Given instruction: Pick out the lines in the listing below that contain the word "enter" and copy them.

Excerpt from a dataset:

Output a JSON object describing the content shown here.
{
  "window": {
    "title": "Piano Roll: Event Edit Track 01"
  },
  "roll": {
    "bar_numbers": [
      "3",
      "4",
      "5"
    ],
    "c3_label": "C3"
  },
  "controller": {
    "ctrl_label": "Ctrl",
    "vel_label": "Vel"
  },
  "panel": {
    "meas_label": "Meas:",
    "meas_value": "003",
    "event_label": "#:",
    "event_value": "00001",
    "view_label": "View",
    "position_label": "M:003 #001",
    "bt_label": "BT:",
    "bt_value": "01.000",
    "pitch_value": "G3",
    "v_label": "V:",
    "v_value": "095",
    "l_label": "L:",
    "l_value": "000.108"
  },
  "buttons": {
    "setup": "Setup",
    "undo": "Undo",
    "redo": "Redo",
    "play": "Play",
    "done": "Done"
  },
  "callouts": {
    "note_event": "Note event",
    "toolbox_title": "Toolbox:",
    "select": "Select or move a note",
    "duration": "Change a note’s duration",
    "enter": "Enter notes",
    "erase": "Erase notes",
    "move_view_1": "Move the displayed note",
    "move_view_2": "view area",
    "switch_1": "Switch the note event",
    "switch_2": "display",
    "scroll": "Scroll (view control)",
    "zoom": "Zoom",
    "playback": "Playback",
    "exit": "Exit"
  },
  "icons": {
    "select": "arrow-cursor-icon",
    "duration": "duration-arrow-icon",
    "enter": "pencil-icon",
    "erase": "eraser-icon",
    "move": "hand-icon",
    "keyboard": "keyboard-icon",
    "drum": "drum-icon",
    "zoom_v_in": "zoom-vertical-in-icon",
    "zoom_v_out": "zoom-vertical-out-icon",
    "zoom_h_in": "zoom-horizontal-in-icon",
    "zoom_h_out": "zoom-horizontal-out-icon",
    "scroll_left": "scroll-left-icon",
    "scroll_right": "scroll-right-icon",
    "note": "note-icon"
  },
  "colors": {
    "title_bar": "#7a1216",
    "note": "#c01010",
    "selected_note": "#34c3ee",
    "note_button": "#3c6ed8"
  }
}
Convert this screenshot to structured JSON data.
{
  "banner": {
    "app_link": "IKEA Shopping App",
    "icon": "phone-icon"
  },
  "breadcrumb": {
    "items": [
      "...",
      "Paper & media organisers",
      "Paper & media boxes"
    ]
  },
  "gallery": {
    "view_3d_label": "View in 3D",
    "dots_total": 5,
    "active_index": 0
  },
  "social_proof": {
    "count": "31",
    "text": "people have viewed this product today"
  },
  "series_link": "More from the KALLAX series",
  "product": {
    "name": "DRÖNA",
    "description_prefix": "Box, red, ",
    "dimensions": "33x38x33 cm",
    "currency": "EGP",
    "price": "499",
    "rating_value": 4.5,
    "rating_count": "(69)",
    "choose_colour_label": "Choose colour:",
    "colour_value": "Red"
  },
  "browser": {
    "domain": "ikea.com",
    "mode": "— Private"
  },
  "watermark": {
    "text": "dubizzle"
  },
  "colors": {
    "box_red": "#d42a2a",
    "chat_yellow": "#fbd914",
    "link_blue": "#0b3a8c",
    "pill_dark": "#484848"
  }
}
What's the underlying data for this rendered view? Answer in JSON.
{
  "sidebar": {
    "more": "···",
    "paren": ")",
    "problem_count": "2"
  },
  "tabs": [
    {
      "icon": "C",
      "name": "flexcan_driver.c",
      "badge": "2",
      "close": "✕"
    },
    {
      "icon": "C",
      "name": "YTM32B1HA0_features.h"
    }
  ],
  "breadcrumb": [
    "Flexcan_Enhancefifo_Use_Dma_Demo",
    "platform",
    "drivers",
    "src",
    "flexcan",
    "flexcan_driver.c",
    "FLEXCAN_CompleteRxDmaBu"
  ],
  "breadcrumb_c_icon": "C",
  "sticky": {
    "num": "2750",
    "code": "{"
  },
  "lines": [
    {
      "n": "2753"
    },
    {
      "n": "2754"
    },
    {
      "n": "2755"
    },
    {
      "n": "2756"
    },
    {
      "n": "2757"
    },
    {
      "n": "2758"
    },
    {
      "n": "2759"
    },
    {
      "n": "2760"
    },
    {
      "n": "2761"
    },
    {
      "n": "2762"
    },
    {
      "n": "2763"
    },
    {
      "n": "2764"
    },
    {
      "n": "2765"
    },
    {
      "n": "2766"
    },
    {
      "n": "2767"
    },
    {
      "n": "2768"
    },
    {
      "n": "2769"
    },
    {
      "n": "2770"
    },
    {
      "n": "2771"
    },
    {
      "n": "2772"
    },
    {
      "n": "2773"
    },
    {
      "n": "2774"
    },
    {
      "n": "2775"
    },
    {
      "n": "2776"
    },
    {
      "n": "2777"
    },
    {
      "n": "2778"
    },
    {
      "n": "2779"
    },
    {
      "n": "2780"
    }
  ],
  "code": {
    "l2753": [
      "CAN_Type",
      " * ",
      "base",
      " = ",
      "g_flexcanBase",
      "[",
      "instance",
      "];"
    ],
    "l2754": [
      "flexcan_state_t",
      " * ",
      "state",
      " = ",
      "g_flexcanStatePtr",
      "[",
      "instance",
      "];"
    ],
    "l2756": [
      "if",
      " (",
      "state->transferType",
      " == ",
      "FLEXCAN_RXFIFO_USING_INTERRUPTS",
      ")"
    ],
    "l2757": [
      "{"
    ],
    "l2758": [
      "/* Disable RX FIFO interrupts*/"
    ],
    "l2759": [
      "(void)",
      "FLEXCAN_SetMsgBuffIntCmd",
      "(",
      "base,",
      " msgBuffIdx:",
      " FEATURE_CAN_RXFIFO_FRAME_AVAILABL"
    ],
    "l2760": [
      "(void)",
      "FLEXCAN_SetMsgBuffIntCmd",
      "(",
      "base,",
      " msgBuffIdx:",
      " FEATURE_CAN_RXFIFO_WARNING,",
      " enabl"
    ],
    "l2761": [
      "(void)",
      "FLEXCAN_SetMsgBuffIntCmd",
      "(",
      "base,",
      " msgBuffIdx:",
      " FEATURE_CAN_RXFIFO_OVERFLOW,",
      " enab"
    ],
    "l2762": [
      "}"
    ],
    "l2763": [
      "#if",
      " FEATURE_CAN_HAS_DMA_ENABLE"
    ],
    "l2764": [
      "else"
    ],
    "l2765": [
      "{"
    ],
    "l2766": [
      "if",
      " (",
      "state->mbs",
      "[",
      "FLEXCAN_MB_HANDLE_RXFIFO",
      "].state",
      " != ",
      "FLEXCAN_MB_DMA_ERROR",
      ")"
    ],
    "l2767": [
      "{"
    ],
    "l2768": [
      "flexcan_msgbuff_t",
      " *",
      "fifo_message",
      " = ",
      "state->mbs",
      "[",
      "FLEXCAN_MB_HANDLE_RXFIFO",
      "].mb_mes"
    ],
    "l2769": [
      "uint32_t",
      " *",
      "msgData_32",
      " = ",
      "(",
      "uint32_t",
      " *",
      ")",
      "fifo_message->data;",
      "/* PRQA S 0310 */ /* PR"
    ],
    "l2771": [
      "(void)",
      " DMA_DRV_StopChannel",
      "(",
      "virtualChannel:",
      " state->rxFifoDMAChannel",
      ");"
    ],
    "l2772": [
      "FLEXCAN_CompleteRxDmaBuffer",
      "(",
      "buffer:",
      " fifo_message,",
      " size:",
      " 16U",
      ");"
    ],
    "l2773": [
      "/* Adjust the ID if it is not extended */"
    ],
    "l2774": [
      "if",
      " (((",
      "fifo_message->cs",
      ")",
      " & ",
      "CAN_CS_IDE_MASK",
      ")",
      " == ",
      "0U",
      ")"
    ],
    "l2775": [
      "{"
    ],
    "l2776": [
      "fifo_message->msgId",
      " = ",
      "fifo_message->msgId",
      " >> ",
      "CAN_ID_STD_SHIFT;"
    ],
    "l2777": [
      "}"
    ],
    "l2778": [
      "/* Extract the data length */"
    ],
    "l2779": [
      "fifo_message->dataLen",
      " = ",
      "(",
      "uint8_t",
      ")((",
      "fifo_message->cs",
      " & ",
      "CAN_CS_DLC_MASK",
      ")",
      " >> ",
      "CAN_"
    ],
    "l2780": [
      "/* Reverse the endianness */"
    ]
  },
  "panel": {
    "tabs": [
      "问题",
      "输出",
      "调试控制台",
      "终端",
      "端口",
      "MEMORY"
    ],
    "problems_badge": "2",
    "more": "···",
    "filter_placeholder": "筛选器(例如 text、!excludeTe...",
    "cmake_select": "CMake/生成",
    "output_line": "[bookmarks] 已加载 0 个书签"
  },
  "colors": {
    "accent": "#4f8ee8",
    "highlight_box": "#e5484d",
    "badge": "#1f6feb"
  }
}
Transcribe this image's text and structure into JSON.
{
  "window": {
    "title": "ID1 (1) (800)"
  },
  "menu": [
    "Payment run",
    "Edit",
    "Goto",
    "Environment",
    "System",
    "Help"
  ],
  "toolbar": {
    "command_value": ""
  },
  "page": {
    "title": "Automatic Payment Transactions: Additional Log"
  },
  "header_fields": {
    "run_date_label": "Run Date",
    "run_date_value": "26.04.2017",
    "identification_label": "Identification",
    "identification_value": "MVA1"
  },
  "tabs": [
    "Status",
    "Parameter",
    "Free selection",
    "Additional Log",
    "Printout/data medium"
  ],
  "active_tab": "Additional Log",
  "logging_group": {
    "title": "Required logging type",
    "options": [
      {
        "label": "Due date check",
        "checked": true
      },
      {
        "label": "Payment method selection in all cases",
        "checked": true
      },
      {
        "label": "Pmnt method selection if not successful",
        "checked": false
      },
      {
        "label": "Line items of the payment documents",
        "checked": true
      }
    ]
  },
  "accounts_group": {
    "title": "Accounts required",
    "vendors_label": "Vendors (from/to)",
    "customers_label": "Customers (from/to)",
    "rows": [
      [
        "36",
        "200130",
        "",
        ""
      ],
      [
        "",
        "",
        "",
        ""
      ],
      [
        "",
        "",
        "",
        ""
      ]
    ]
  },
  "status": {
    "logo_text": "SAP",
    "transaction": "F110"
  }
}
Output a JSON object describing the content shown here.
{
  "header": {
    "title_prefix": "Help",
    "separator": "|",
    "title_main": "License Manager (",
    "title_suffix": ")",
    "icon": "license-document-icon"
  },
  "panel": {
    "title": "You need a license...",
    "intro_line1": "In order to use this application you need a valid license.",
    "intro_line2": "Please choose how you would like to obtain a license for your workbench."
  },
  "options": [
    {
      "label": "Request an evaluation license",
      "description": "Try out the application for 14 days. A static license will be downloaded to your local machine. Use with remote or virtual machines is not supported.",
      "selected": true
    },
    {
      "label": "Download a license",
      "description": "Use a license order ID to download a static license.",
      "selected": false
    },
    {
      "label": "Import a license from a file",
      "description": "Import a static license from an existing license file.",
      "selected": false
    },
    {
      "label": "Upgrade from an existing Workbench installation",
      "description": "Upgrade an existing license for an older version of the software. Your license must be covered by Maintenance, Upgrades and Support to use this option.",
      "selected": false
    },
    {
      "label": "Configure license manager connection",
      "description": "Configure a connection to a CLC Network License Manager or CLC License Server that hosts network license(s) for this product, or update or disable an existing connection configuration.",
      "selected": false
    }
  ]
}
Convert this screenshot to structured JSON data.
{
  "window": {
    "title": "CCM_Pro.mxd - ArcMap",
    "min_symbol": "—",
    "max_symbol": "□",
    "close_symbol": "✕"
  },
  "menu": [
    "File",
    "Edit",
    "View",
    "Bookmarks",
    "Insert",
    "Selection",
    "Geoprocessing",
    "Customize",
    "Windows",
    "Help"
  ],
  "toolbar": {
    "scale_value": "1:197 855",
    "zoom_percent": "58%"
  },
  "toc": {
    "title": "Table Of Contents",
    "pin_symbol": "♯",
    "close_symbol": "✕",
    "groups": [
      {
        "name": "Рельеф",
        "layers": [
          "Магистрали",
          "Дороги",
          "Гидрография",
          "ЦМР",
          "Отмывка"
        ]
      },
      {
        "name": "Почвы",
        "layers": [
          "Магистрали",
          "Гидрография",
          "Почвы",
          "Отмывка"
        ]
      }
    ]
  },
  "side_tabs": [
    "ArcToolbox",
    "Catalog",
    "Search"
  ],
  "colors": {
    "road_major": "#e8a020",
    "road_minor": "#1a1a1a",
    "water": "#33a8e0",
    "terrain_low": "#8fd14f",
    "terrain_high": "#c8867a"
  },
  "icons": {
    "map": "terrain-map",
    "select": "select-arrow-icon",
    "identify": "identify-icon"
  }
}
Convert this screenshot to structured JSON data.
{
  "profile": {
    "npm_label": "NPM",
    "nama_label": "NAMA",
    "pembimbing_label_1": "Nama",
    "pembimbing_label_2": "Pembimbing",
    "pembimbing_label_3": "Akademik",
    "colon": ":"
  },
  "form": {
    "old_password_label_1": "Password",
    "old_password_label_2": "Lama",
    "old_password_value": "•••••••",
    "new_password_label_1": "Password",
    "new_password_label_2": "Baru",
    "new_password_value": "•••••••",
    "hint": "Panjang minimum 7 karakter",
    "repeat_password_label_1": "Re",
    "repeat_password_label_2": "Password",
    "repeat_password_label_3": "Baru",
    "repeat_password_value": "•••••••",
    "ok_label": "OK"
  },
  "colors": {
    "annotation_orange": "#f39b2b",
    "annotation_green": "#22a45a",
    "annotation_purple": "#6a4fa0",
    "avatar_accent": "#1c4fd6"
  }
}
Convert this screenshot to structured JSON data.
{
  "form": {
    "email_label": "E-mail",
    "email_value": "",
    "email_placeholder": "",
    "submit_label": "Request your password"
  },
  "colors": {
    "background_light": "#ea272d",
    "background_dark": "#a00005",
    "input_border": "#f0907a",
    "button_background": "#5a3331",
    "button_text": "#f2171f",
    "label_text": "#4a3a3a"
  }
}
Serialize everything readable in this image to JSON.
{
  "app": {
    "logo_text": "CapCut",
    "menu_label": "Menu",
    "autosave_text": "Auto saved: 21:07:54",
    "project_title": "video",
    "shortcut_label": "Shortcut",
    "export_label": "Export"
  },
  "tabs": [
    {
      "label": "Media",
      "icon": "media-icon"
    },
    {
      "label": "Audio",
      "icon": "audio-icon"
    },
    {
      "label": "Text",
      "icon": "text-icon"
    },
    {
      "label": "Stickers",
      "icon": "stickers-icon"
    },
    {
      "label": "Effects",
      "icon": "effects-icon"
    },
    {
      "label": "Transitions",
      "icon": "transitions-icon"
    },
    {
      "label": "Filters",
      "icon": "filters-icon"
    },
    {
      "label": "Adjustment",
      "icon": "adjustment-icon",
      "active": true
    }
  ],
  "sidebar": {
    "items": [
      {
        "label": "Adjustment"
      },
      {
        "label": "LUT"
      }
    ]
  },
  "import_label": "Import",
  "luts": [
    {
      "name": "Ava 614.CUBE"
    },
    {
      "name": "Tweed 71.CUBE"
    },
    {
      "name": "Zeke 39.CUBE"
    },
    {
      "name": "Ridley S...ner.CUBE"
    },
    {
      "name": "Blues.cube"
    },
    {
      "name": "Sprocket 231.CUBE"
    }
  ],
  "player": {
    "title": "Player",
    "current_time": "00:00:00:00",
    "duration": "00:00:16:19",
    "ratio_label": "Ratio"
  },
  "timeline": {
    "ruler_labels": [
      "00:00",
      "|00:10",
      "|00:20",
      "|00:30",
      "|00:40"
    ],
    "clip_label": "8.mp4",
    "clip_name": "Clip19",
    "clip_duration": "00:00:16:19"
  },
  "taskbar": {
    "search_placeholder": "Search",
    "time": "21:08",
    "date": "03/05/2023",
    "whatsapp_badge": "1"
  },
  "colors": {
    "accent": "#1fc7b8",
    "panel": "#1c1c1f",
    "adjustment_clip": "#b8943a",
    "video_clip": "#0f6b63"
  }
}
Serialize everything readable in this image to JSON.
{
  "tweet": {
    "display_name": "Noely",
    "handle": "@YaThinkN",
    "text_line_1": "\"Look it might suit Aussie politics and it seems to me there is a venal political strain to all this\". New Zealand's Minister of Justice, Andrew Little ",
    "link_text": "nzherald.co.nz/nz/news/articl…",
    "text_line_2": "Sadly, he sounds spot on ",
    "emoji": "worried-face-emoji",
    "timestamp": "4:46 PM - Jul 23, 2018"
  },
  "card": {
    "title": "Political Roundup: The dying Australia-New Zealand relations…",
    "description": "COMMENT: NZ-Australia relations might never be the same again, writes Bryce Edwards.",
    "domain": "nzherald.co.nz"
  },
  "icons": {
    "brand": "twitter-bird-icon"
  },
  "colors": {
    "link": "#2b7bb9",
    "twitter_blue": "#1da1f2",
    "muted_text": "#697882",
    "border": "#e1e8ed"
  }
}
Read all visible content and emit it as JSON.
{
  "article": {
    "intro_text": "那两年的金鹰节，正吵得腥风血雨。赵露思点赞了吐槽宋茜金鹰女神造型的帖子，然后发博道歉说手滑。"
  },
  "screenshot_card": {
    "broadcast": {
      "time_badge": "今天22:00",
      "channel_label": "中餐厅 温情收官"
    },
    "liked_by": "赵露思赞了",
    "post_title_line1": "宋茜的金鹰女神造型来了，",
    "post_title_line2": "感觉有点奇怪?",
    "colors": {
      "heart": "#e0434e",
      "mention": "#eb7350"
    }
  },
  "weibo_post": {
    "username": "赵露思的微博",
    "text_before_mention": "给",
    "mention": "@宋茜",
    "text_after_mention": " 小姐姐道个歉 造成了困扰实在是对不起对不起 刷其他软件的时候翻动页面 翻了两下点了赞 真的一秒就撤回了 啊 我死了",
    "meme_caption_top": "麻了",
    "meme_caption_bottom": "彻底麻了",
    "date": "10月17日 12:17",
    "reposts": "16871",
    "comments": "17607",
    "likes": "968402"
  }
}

Result for this exercise:
    "enter": "Enter notes",
    "enter": "pencil-icon",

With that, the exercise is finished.